Input material =
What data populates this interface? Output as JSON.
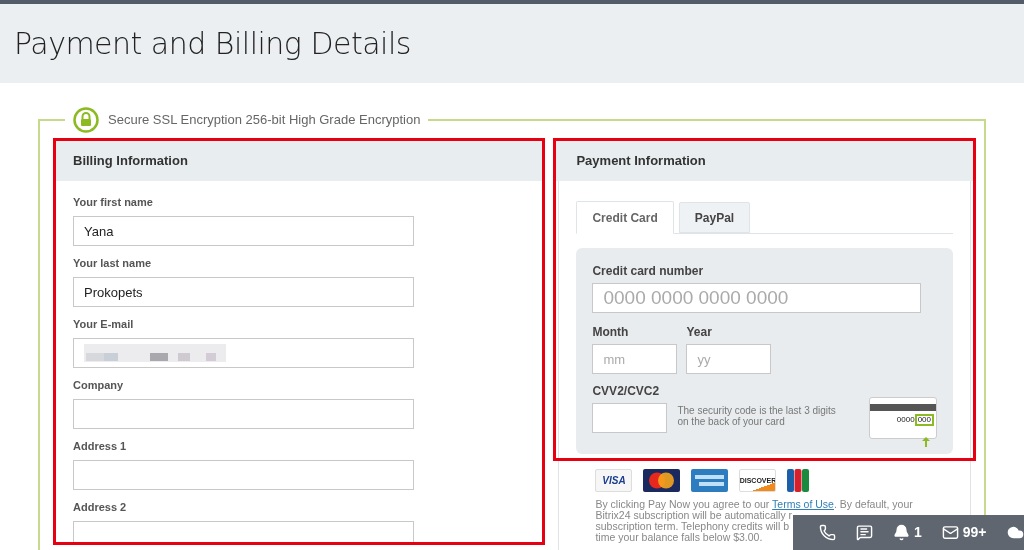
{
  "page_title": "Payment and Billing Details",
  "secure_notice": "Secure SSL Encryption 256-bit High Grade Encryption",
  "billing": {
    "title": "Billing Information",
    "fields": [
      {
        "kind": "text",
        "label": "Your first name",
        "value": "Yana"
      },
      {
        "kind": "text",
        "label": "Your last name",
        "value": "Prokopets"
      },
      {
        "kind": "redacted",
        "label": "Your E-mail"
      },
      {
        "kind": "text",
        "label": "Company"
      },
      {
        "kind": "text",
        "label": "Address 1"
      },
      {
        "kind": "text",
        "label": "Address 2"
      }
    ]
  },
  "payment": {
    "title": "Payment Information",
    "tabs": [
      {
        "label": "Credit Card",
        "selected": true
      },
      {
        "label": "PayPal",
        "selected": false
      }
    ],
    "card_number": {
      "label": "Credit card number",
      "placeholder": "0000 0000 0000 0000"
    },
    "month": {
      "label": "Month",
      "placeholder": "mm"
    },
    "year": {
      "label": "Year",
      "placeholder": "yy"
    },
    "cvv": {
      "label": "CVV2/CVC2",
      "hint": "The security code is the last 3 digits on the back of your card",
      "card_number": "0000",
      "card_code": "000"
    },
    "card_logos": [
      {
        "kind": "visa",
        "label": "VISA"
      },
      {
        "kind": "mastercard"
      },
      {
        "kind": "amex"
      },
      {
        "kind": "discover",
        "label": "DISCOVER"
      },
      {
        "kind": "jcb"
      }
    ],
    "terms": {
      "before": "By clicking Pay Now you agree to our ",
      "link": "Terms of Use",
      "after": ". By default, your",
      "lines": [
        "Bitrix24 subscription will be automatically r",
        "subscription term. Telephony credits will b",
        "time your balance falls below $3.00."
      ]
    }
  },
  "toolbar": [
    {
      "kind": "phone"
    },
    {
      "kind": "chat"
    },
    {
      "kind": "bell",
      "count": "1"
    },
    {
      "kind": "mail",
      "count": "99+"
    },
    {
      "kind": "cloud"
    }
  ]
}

What you are asked to do = Return the material word for word. Pictures are not part of the copy.

The response =
What data populates this interface? Output as JSON.
{
  "page_title": "Payment and Billing Details",
  "secure_notice": "Secure SSL Encryption 256-bit High Grade Encryption",
  "billing": {
    "title": "Billing Information",
    "fields": [
      {
        "kind": "text",
        "label": "Your first name",
        "value": "Yana"
      },
      {
        "kind": "text",
        "label": "Your last name",
        "value": "Prokopets"
      },
      {
        "kind": "redacted",
        "label": "Your E-mail"
      },
      {
        "kind": "text",
        "label": "Company"
      },
      {
        "kind": "text",
        "label": "Address 1"
      },
      {
        "kind": "text",
        "label": "Address 2"
      }
    ]
  },
  "payment": {
    "title": "Payment Information",
    "tabs": [
      {
        "label": "Credit Card",
        "selected": true
      },
      {
        "label": "PayPal",
        "selected": false
      }
    ],
    "card_number": {
      "label": "Credit card number",
      "placeholder": "0000 0000 0000 0000"
    },
    "month": {
      "label": "Month",
      "placeholder": "mm"
    },
    "year": {
      "label": "Year",
      "placeholder": "yy"
    },
    "cvv": {
      "label": "CVV2/CVC2",
      "hint": "The security code is the last 3 digits on the back of your card",
      "card_number": "0000",
      "card_code": "000"
    },
    "card_logos": [
      {
        "kind": "visa",
        "label": "VISA"
      },
      {
        "kind": "mastercard"
      },
      {
        "kind": "amex"
      },
      {
        "kind": "discover",
        "label": "DISCOVER"
      },
      {
        "kind": "jcb"
      }
    ],
    "terms": {
      "before": "By clicking Pay Now you agree to our ",
      "link": "Terms of Use",
      "after": ". By default, your",
      "lines": [
        "Bitrix24 subscription will be automatically r",
        "subscription term. Telephony credits will b",
        "time your balance falls below $3.00."
      ]
    }
  },
  "toolbar": [
    {
      "kind": "phone"
    },
    {
      "kind": "chat"
    },
    {
      "kind": "bell",
      "count": "1"
    },
    {
      "kind": "mail",
      "count": "99+"
    },
    {
      "kind": "cloud"
    }
  ]
}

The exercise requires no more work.